- **EXERCISE REQUIREMENTS**
Each entry must appear again exactly as it does in the source.

== SOURCE RECORDS

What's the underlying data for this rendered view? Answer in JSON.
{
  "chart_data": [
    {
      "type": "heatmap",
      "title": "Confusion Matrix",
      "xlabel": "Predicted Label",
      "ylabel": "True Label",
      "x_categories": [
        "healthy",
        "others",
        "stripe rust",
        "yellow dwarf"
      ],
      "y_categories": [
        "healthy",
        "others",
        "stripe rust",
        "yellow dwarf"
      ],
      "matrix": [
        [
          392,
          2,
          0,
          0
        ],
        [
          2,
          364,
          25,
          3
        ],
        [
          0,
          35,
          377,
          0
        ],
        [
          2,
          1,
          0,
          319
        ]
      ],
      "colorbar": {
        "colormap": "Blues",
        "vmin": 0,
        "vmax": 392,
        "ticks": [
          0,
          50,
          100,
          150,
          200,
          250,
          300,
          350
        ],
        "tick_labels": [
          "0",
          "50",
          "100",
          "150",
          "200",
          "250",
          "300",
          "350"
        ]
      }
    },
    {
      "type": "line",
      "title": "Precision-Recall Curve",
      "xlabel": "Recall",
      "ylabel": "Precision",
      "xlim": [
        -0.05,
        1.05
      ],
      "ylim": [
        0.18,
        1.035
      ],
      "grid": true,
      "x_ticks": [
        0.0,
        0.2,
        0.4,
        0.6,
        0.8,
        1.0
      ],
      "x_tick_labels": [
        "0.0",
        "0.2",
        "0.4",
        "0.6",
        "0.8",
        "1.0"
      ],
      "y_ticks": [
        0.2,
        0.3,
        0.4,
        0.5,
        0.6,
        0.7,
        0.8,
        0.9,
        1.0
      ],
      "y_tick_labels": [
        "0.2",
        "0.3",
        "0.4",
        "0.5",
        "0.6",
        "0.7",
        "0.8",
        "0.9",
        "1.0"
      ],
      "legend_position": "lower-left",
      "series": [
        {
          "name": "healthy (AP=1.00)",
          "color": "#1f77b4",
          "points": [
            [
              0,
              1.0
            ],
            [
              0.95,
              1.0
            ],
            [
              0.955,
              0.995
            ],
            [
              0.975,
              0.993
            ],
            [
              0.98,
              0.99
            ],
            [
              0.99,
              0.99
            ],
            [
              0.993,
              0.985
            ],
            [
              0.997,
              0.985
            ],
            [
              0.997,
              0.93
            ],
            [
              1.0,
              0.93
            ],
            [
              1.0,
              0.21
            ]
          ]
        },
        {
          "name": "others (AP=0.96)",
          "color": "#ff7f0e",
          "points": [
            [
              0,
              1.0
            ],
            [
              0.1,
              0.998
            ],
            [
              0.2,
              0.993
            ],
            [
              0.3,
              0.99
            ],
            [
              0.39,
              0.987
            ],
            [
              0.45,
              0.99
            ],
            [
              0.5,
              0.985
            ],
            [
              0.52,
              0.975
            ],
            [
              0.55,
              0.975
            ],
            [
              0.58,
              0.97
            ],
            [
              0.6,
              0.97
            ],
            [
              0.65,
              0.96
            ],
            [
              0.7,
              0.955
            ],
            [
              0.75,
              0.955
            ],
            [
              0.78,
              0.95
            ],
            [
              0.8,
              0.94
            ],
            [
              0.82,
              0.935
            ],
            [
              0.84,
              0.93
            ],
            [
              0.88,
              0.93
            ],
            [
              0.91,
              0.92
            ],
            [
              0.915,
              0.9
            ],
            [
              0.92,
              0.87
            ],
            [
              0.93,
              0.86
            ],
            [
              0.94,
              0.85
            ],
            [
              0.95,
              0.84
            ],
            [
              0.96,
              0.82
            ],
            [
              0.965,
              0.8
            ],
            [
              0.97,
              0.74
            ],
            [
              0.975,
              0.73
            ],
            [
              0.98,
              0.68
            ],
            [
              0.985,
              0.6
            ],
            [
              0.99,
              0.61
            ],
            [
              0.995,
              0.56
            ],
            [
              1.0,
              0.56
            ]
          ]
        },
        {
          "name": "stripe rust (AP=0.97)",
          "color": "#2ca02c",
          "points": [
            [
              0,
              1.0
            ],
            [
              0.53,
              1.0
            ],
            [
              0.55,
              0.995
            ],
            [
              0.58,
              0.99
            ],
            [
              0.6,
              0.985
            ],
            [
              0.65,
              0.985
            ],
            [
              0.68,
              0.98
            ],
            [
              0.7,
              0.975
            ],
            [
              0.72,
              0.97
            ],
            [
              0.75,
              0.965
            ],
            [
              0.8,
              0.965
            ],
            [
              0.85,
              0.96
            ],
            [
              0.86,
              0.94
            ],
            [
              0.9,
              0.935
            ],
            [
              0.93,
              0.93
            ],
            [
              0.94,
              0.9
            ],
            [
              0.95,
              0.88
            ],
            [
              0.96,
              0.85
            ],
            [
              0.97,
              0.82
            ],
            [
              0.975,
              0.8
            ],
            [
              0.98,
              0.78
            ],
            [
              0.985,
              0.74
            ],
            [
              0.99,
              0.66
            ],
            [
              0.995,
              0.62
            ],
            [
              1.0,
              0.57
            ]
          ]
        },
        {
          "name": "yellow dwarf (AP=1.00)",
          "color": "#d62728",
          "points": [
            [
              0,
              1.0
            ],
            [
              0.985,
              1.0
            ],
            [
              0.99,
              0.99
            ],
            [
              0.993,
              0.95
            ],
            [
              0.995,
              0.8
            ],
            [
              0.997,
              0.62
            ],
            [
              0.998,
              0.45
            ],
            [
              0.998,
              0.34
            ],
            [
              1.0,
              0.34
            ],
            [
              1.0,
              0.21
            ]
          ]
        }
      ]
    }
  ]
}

====

- **PROBLEM SOLUTION**
What's the underlying data for this rendered view? Answer in JSON.
{
  "chart_data": [
    {
      "type": "heatmap",
      "title": "Confusion Matrix",
      "xlabel": "Predicted Label",
      "ylabel": "True Label",
      "x_categories": [
        "healthy",
        "others",
        "stripe rust",
        "yellow dwarf"
      ],
      "y_categories": [
        "healthy",
        "others",
        "stripe rust",
        "yellow dwarf"
      ],
      "matrix": [
        [
          392,
          2,
          0,
          0
        ],
        [
          2,
          364,
          25,
          3
        ],
        [
          0,
          35,
          377,
          0
        ],
        [
          2,
          1,
          0,
          319
        ]
      ],
      "colorbar": {
        "colormap": "Blues",
        "vmin": 0,
        "vmax": 392,
        "ticks": [
          0,
          50,
          100,
          150,
          200,
          250,
          300,
          350
        ],
        "tick_labels": [
          "0",
          "50",
          "100",
          "150",
          "200",
          "250",
          "300",
          "350"
        ]
      }
    },
    {
      "type": "line",
      "title": "Precision-Recall Curve",
      "xlabel": "Recall",
      "ylabel": "Precision",
      "xlim": [
        -0.05,
        1.05
      ],
      "ylim": [
        0.18,
        1.035
      ],
      "grid": true,
      "x_ticks": [
        0.0,
        0.2,
        0.4,
        0.6,
        0.8,
        1.0
      ],
      "x_tick_labels": [
        "0.0",
        "0.2",
        "0.4",
        "0.6",
        "0.8",
        "1.0"
      ],
      "y_ticks": [
        0.2,
        0.3,
        0.4,
        0.5,
        0.6,
        0.7,
        0.8,
        0.9,
        1.0
      ],
      "y_tick_labels": [
        "0.2",
        "0.3",
        "0.4",
        "0.5",
        "0.6",
        "0.7",
        "0.8",
        "0.9",
        "1.0"
      ],
      "legend_position": "lower-left",
      "series": [
        {
          "name": "healthy (AP=1.00)",
          "color": "#1f77b4",
          "points": [
            [
              0,
              1.0
            ],
            [
              0.95,
              1.0
            ],
            [
              0.955,
              0.995
            ],
            [
              0.975,
              0.993
            ],
            [
              0.98,
              0.99
            ],
            [
              0.99,
              0.99
            ],
            [
              0.993,
              0.985
            ],
            [
              0.997,
              0.985
            ],
            [
              0.997,
              0.93
            ],
            [
              1.0,
              0.93
            ],
            [
              1.0,
              0.21
            ]
          ]
        },
        {
          "name": "others (AP=0.96)",
          "color": "#ff7f0e",
          "points": [
            [
              0,
              1.0
            ],
            [
              0.1,
              0.998
            ],
            [
              0.2,
              0.993
            ],
            [
              0.3,
              0.99
            ],
            [
              0.39,
              0.987
            ],
            [
              0.45,
              0.99
            ],
            [
              0.5,
              0.985
            ],
            [
              0.52,
              0.975
            ],
            [
              0.55,
              0.975
            ],
            [
              0.58,
              0.97
            ],
            [
              0.6,
              0.97
            ],
            [
              0.65,
              0.96
            ],
            [
              0.7,
              0.955
            ],
            [
              0.75,
              0.955
            ],
            [
              0.78,
              0.95
            ],
            [
              0.8,
              0.94
            ],
            [
              0.82,
              0.935
            ],
            [
              0.84,
              0.93
            ],
            [
              0.88,
              0.93
            ],
            [
              0.91,
              0.92
            ],
            [
              0.915,
              0.9
            ],
            [
              0.92,
              0.87
            ],
            [
              0.93,
              0.86
            ],
            [
              0.94,
              0.85
            ],
            [
              0.95,
              0.84
            ],
            [
              0.96,
              0.82
            ],
            [
              0.965,
              0.8
            ],
            [
              0.97,
              0.74
            ],
            [
              0.975,
              0.73
            ],
            [
              0.98,
              0.68
            ],
            [
              0.985,
              0.6
            ],
            [
              0.99,
              0.61
            ],
            [
              0.995,
              0.56
            ],
            [
              1.0,
              0.56
            ]
          ]
        },
        {
          "name": "stripe rust (AP=0.97)",
          "color": "#2ca02c",
          "points": [
            [
              0,
              1.0
            ],
            [
              0.53,
              1.0
            ],
            [
              0.55,
              0.995
            ],
            [
              0.58,
              0.99
            ],
            [
              0.6,
              0.985
            ],
            [
              0.65,
              0.985
            ],
            [
              0.68,
              0.98
            ],
            [
              0.7,
              0.975
            ],
            [
              0.72,
              0.97
            ],
            [
              0.75,
              0.965
            ],
            [
              0.8,
              0.965
            ],
            [
              0.85,
              0.96
            ],
            [
              0.86,
              0.94
            ],
            [
              0.9,
              0.935
            ],
            [
              0.93,
              0.93
            ],
            [
              0.94,
              0.9
            ],
            [
              0.95,
              0.88
            ],
            [
              0.96,
              0.85
            ],
            [
              0.97,
              0.82
            ],
            [
              0.975,
              0.8
            ],
            [
              0.98,
              0.78
            ],
            [
              0.985,
              0.74
            ],
            [
              0.99,
              0.66
            ],
            [
              0.995,
              0.62
            ],
            [
              1.0,
              0.57
            ]
          ]
        },
        {
          "name": "yellow dwarf (AP=1.00)",
          "color": "#d62728",
          "points": [
            [
              0,
              1.0
            ],
            [
              0.985,
              1.0
            ],
            [
              0.99,
              0.99
            ],
            [
              0.993,
              0.95
            ],
            [
              0.995,
              0.8
            ],
            [
              0.997,
              0.62
            ],
            [
              0.998,
              0.45
            ],
            [
              0.998,
              0.34
            ],
            [
              1.0,
              0.34
            ],
            [
              1.0,
              0.21
            ]
          ]
        }
      ]
    }
  ]
}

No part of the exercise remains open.